> The data:
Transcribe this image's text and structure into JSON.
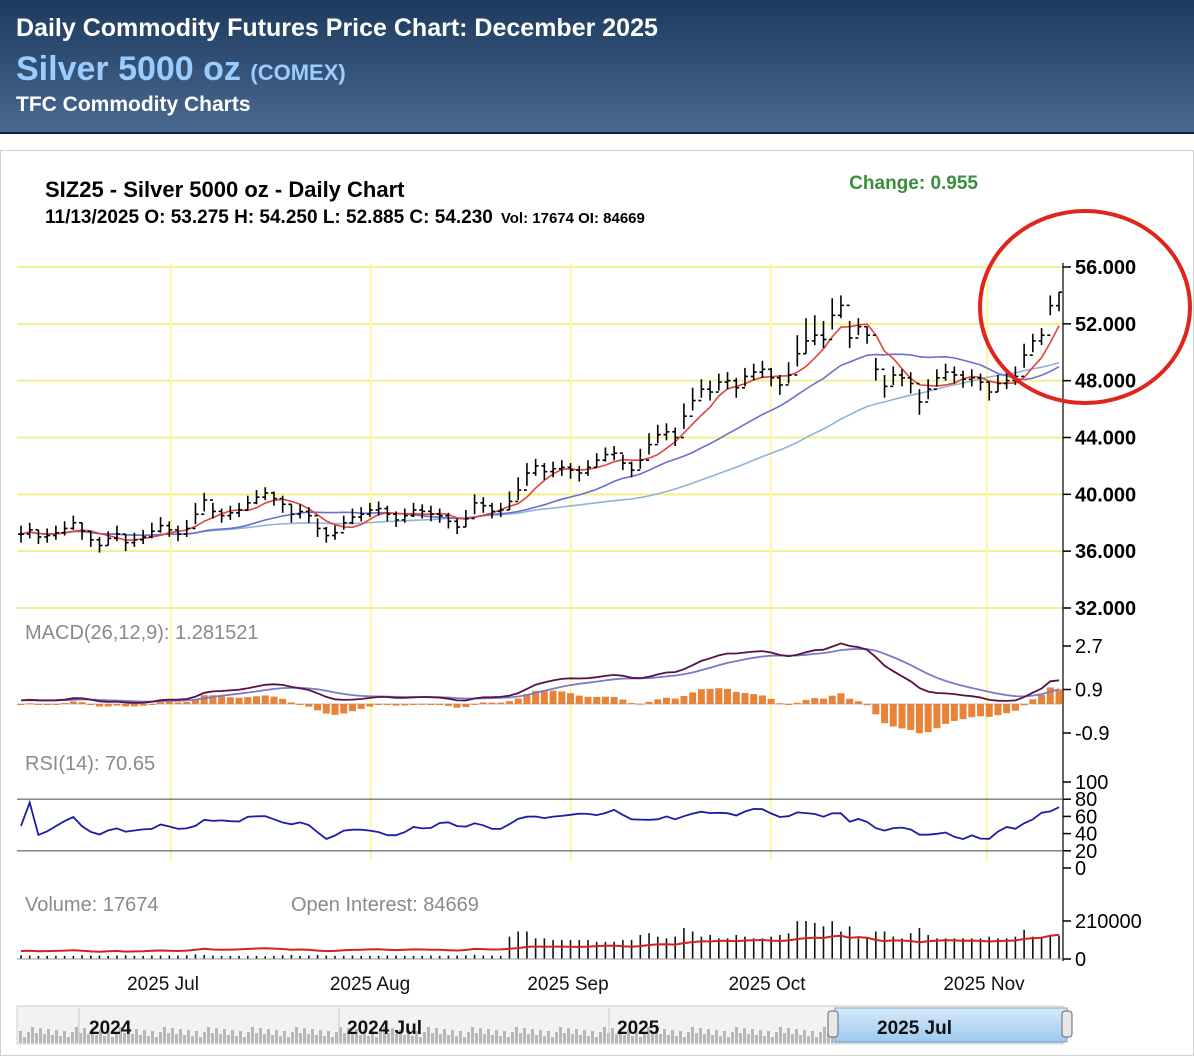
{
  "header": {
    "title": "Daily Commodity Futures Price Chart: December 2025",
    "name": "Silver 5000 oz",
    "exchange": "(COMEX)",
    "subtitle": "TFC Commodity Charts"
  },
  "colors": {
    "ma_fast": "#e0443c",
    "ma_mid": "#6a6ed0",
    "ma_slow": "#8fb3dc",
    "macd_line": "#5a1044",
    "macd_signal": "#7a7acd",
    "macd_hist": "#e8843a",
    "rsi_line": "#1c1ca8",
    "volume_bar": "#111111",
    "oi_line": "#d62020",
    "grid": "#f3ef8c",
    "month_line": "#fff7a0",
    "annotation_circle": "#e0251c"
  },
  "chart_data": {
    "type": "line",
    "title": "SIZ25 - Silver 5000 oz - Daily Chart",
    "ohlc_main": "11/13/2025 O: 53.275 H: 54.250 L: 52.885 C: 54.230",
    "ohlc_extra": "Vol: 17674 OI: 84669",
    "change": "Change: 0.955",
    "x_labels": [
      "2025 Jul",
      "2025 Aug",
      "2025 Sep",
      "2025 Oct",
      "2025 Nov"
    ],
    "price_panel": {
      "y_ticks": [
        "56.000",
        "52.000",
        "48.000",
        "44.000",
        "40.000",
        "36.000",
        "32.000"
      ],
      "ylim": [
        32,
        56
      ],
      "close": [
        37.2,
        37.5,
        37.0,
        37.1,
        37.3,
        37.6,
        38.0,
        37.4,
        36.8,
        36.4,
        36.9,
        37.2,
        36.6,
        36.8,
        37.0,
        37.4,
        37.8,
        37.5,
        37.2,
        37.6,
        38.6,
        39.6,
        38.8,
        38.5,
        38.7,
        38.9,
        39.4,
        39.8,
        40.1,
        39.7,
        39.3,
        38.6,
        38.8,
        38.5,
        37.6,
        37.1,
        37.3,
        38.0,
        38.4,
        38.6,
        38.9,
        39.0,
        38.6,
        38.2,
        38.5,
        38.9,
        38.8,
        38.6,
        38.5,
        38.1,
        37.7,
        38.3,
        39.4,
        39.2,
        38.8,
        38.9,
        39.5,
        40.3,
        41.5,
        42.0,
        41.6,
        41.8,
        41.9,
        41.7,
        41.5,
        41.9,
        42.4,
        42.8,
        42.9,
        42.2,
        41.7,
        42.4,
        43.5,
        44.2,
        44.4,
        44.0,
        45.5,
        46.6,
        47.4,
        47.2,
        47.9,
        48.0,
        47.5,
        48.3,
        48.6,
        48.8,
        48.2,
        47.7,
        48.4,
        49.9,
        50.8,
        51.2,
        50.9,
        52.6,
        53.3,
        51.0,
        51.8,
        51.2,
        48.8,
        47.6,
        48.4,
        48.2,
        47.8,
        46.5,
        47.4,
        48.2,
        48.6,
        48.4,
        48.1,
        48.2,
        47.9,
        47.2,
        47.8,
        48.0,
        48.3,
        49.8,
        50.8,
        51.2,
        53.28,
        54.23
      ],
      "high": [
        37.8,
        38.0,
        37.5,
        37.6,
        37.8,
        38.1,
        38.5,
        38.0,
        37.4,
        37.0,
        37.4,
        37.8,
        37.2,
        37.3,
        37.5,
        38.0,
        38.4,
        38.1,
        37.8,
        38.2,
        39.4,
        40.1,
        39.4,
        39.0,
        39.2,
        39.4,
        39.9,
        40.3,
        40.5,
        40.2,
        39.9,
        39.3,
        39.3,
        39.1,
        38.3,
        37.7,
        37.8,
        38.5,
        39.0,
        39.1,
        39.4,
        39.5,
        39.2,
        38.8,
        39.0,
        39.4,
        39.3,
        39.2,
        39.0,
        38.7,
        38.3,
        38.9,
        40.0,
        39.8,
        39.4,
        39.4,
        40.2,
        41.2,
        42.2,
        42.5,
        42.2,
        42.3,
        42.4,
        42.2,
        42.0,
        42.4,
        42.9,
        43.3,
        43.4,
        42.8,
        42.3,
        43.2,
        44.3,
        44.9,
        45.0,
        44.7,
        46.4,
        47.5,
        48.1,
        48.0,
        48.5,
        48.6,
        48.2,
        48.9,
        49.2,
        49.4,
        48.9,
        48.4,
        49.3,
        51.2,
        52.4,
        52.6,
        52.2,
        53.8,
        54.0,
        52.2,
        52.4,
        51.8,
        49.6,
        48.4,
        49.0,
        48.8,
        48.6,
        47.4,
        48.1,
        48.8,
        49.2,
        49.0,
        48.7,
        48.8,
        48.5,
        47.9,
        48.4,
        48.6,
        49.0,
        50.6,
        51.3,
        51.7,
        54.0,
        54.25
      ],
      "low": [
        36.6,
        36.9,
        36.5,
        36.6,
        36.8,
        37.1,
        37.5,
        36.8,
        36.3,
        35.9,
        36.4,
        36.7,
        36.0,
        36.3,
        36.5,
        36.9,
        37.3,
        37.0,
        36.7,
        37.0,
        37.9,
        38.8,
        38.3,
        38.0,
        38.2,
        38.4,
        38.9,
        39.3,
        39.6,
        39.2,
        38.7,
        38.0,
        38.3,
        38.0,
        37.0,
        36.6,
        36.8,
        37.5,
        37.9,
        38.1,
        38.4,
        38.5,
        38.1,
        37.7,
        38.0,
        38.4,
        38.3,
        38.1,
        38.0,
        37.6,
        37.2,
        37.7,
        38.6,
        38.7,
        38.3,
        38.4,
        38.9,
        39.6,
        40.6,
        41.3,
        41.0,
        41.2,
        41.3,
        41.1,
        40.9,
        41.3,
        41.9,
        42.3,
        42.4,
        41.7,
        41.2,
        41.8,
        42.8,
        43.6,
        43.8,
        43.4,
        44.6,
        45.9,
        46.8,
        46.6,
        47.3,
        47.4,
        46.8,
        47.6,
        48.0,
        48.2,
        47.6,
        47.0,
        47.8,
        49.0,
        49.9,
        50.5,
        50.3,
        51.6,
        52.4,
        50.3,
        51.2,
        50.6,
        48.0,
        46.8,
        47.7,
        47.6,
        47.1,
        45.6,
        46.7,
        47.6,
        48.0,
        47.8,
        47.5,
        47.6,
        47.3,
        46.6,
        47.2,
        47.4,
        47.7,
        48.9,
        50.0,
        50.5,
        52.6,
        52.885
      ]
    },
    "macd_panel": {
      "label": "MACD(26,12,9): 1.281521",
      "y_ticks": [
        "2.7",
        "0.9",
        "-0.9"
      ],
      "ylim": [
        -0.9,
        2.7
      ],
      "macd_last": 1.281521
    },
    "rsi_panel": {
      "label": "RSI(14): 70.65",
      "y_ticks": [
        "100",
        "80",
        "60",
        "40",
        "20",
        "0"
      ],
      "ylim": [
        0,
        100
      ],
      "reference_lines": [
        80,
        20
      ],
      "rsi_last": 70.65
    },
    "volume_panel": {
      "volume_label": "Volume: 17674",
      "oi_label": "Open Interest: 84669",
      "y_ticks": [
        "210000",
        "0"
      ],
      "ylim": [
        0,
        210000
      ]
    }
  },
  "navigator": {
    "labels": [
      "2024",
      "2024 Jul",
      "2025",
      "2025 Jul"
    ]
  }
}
* * *
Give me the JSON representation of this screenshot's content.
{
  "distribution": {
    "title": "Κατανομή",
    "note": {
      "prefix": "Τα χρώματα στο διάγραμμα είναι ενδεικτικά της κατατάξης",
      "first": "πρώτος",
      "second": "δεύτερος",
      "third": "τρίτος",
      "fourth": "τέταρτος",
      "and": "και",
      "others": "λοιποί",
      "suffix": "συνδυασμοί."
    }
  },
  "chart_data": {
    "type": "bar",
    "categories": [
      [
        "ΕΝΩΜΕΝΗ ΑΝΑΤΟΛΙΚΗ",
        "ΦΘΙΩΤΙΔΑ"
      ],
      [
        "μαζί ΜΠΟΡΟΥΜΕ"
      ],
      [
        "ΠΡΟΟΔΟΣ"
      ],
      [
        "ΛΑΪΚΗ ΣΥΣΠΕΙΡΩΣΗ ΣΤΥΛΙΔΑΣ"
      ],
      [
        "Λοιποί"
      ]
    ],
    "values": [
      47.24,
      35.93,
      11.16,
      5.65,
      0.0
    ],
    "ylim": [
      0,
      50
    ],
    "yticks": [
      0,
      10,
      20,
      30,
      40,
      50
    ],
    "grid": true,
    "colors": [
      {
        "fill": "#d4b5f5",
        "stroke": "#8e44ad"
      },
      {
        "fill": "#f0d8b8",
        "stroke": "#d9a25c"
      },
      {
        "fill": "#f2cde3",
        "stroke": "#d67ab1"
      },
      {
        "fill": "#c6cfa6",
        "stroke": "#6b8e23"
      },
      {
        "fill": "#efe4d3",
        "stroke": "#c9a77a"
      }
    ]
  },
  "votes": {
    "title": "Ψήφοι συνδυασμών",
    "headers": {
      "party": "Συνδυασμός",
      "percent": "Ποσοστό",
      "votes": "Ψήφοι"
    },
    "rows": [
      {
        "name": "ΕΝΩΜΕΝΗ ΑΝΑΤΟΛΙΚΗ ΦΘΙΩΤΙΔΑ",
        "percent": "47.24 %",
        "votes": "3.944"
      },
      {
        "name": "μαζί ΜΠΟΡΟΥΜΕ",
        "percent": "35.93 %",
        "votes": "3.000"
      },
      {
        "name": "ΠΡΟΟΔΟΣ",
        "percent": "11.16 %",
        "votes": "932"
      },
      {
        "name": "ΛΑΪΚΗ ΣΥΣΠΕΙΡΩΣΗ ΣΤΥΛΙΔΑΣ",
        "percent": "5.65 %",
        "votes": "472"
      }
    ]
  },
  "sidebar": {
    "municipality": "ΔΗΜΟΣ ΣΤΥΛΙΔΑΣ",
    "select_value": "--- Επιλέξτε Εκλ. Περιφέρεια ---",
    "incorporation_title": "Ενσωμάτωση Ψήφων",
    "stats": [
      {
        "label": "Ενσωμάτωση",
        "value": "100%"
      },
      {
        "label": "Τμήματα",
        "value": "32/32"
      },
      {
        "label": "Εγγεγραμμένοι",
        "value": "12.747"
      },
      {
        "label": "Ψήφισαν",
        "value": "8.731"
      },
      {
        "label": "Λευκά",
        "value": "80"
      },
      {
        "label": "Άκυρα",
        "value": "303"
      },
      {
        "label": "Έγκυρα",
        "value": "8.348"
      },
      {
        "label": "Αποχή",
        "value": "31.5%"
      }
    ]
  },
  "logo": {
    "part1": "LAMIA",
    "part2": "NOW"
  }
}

> What is asked:
Every line in the data that holds "votes" should be copied out.

> Answer for the task:
  "votes": {
      "votes": "Ψήφοι"
        "votes": "3.944"
        "votes": "3.000"
        "votes": "932"
        "votes": "472"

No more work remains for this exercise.